* EXERCISE OBJECTIVE: Using the entries that follow, collect the lines where the word "this" appears.

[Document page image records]
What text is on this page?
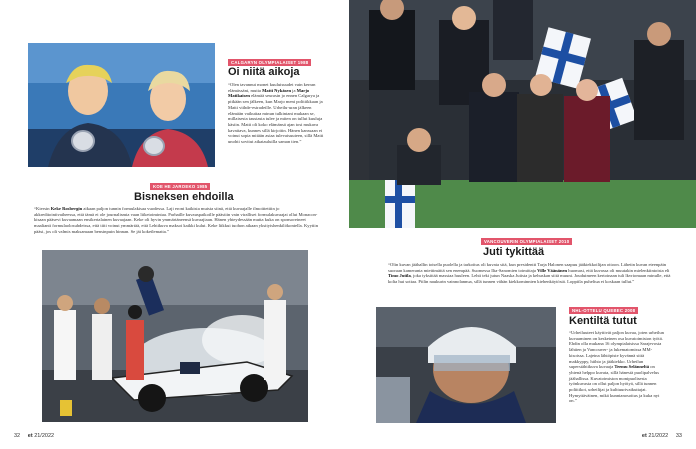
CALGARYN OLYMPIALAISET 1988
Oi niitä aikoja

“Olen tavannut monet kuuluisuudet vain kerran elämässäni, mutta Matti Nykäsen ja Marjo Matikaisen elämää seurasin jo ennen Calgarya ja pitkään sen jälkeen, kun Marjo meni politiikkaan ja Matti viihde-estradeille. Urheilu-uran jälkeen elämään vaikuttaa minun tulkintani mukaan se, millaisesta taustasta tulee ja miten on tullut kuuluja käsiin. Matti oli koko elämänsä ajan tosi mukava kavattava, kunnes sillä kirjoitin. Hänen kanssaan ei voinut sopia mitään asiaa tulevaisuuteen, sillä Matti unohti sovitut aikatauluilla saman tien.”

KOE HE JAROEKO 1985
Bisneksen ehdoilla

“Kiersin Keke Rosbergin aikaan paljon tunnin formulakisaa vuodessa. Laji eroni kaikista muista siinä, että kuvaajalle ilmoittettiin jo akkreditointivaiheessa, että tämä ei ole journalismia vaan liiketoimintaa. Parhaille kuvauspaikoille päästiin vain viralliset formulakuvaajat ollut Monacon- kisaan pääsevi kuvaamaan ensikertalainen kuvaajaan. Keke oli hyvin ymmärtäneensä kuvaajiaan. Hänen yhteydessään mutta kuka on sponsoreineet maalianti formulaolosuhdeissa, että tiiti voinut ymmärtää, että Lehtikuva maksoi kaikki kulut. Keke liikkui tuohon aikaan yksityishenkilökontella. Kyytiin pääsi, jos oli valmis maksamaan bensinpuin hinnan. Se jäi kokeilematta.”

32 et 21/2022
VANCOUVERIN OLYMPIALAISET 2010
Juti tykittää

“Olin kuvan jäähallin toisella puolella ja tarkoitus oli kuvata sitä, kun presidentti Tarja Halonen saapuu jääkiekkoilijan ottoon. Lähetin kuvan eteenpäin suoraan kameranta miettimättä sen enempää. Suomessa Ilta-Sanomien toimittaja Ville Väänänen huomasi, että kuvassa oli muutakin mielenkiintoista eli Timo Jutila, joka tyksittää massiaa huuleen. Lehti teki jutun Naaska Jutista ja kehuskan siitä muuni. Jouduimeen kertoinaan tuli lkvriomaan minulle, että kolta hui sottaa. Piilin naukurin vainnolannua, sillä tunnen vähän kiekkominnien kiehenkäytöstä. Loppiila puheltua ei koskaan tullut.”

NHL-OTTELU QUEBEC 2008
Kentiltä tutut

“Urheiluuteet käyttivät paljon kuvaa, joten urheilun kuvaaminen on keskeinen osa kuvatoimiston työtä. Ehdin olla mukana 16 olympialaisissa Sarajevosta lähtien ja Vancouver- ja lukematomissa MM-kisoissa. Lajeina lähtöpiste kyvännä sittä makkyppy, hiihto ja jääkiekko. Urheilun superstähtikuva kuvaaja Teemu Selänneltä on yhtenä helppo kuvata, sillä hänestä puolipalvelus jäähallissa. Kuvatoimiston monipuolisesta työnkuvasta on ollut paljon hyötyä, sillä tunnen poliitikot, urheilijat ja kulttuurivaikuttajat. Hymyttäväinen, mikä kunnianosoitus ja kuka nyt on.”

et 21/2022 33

---

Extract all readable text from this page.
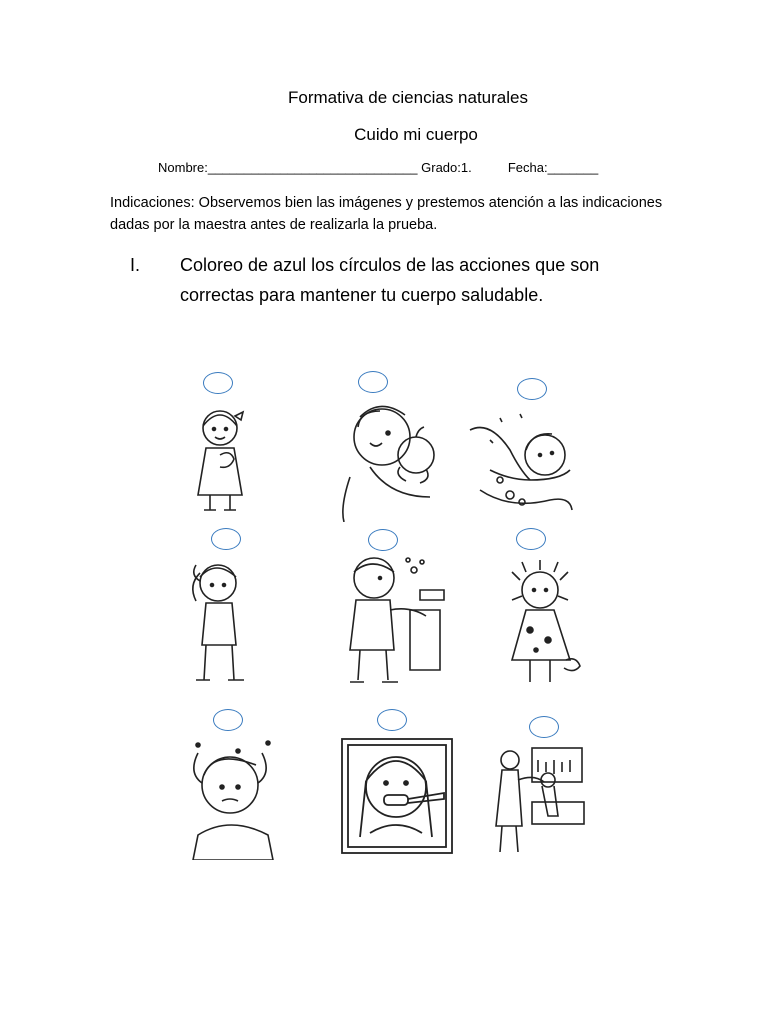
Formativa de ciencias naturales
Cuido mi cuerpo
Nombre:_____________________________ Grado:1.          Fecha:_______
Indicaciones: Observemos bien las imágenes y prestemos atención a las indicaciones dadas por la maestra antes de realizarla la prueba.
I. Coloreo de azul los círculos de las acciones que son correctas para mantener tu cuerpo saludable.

* ANSWER BELOW:
What text is on this page?
Extract all readable text from this page.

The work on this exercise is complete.